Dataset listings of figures
— begin —
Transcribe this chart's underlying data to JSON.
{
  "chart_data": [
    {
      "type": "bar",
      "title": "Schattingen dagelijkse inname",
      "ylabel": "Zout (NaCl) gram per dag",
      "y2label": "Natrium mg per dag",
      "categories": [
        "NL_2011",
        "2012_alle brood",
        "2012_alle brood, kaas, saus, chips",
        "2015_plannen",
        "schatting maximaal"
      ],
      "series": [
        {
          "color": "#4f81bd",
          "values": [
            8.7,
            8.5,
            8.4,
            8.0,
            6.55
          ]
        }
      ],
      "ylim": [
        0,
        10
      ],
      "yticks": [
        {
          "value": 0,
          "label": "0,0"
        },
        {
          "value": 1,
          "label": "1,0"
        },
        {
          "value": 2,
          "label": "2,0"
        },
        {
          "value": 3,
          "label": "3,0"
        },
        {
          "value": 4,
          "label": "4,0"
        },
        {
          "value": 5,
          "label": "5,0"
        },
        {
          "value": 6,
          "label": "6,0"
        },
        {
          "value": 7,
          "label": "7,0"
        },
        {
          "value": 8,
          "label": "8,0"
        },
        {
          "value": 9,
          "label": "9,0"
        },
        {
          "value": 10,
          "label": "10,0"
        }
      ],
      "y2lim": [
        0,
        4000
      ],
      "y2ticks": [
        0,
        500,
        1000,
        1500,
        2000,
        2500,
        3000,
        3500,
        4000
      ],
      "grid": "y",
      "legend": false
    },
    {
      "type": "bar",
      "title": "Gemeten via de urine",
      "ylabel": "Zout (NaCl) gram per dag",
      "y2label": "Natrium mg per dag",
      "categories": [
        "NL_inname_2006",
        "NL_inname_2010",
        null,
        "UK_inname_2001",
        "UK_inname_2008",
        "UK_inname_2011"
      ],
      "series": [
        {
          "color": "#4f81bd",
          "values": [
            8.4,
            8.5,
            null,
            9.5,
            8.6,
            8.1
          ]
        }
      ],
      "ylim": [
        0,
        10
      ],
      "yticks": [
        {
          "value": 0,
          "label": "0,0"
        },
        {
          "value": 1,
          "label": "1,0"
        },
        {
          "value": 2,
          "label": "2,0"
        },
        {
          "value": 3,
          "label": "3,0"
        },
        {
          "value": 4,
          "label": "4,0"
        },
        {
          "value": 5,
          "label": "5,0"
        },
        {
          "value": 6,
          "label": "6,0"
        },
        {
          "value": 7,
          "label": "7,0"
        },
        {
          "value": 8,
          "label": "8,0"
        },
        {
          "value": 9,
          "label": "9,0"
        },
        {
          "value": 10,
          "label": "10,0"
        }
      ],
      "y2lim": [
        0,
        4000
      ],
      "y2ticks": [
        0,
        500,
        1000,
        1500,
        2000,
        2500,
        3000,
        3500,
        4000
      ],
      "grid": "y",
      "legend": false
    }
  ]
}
— end —
» What you will do: Every record shown above must be echoed exactly.

» Result:
Transcribe this chart's underlying data to JSON.
{
  "chart_data": [
    {
      "type": "bar",
      "title": "Schattingen dagelijkse inname",
      "ylabel": "Zout (NaCl) gram per dag",
      "y2label": "Natrium mg per dag",
      "categories": [
        "NL_2011",
        "2012_alle brood",
        "2012_alle brood, kaas, saus, chips",
        "2015_plannen",
        "schatting maximaal"
      ],
      "series": [
        {
          "color": "#4f81bd",
          "values": [
            8.7,
            8.5,
            8.4,
            8.0,
            6.55
          ]
        }
      ],
      "ylim": [
        0,
        10
      ],
      "yticks": [
        {
          "value": 0,
          "label": "0,0"
        },
        {
          "value": 1,
          "label": "1,0"
        },
        {
          "value": 2,
          "label": "2,0"
        },
        {
          "value": 3,
          "label": "3,0"
        },
        {
          "value": 4,
          "label": "4,0"
        },
        {
          "value": 5,
          "label": "5,0"
        },
        {
          "value": 6,
          "label": "6,0"
        },
        {
          "value": 7,
          "label": "7,0"
        },
        {
          "value": 8,
          "label": "8,0"
        },
        {
          "value": 9,
          "label": "9,0"
        },
        {
          "value": 10,
          "label": "10,0"
        }
      ],
      "y2lim": [
        0,
        4000
      ],
      "y2ticks": [
        0,
        500,
        1000,
        1500,
        2000,
        2500,
        3000,
        3500,
        4000
      ],
      "grid": "y",
      "legend": false
    },
    {
      "type": "bar",
      "title": "Gemeten via de urine",
      "ylabel": "Zout (NaCl) gram per dag",
      "y2label": "Natrium mg per dag",
      "categories": [
        "NL_inname_2006",
        "NL_inname_2010",
        null,
        "UK_inname_2001",
        "UK_inname_2008",
        "UK_inname_2011"
      ],
      "series": [
        {
          "color": "#4f81bd",
          "values": [
            8.4,
            8.5,
            null,
            9.5,
            8.6,
            8.1
          ]
        }
      ],
      "ylim": [
        0,
        10
      ],
      "yticks": [
        {
          "value": 0,
          "label": "0,0"
        },
        {
          "value": 1,
          "label": "1,0"
        },
        {
          "value": 2,
          "label": "2,0"
        },
        {
          "value": 3,
          "label": "3,0"
        },
        {
          "value": 4,
          "label": "4,0"
        },
        {
          "value": 5,
          "label": "5,0"
        },
        {
          "value": 6,
          "label": "6,0"
        },
        {
          "value": 7,
          "label": "7,0"
        },
        {
          "value": 8,
          "label": "8,0"
        },
        {
          "value": 9,
          "label": "9,0"
        },
        {
          "value": 10,
          "label": "10,0"
        }
      ],
      "y2lim": [
        0,
        4000
      ],
      "y2ticks": [
        0,
        500,
        1000,
        1500,
        2000,
        2500,
        3000,
        3500,
        4000
      ],
      "grid": "y",
      "legend": false
    }
  ]
}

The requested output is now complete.